[Data entries]
-- start --

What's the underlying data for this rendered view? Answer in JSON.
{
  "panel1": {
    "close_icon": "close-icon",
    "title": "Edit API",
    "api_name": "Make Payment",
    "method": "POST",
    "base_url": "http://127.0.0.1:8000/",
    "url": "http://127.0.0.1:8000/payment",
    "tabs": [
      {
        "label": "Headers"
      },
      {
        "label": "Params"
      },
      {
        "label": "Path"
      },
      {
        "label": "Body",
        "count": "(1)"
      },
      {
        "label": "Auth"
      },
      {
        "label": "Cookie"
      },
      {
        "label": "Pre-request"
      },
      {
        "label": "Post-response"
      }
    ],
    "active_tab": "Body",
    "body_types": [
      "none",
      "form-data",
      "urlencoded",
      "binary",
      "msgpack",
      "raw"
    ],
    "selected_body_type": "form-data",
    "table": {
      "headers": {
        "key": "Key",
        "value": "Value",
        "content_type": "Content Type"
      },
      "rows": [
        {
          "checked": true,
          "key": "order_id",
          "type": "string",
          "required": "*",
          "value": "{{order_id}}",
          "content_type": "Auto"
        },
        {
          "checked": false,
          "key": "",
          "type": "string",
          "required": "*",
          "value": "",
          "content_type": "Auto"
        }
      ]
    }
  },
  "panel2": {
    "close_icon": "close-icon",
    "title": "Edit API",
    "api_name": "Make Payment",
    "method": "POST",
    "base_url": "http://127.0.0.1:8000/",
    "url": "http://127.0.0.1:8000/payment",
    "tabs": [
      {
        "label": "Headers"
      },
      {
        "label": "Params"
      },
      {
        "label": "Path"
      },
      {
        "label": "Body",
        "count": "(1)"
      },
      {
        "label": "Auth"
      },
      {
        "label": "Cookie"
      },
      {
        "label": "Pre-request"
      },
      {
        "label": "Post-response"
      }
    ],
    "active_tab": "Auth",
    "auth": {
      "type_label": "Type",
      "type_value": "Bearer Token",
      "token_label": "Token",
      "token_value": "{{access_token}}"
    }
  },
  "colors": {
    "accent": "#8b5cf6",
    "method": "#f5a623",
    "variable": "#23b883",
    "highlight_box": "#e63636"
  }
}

-- end --

Exercise aim. Write out the data again, exactly and in full.

Exercise solution.
What's the underlying data for this rendered view? Answer in JSON.
{
  "panel1": {
    "close_icon": "close-icon",
    "title": "Edit API",
    "api_name": "Make Payment",
    "method": "POST",
    "base_url": "http://127.0.0.1:8000/",
    "url": "http://127.0.0.1:8000/payment",
    "tabs": [
      {
        "label": "Headers"
      },
      {
        "label": "Params"
      },
      {
        "label": "Path"
      },
      {
        "label": "Body",
        "count": "(1)"
      },
      {
        "label": "Auth"
      },
      {
        "label": "Cookie"
      },
      {
        "label": "Pre-request"
      },
      {
        "label": "Post-response"
      }
    ],
    "active_tab": "Body",
    "body_types": [
      "none",
      "form-data",
      "urlencoded",
      "binary",
      "msgpack",
      "raw"
    ],
    "selected_body_type": "form-data",
    "table": {
      "headers": {
        "key": "Key",
        "value": "Value",
        "content_type": "Content Type"
      },
      "rows": [
        {
          "checked": true,
          "key": "order_id",
          "type": "string",
          "required": "*",
          "value": "{{order_id}}",
          "content_type": "Auto"
        },
        {
          "checked": false,
          "key": "",
          "type": "string",
          "required": "*",
          "value": "",
          "content_type": "Auto"
        }
      ]
    }
  },
  "panel2": {
    "close_icon": "close-icon",
    "title": "Edit API",
    "api_name": "Make Payment",
    "method": "POST",
    "base_url": "http://127.0.0.1:8000/",
    "url": "http://127.0.0.1:8000/payment",
    "tabs": [
      {
        "label": "Headers"
      },
      {
        "label": "Params"
      },
      {
        "label": "Path"
      },
      {
        "label": "Body",
        "count": "(1)"
      },
      {
        "label": "Auth"
      },
      {
        "label": "Cookie"
      },
      {
        "label": "Pre-request"
      },
      {
        "label": "Post-response"
      }
    ],
    "active_tab": "Auth",
    "auth": {
      "type_label": "Type",
      "type_value": "Bearer Token",
      "token_label": "Token",
      "token_value": "{{access_token}}"
    }
  },
  "colors": {
    "accent": "#8b5cf6",
    "method": "#f5a623",
    "variable": "#23b883",
    "highlight_box": "#e63636"
  }
}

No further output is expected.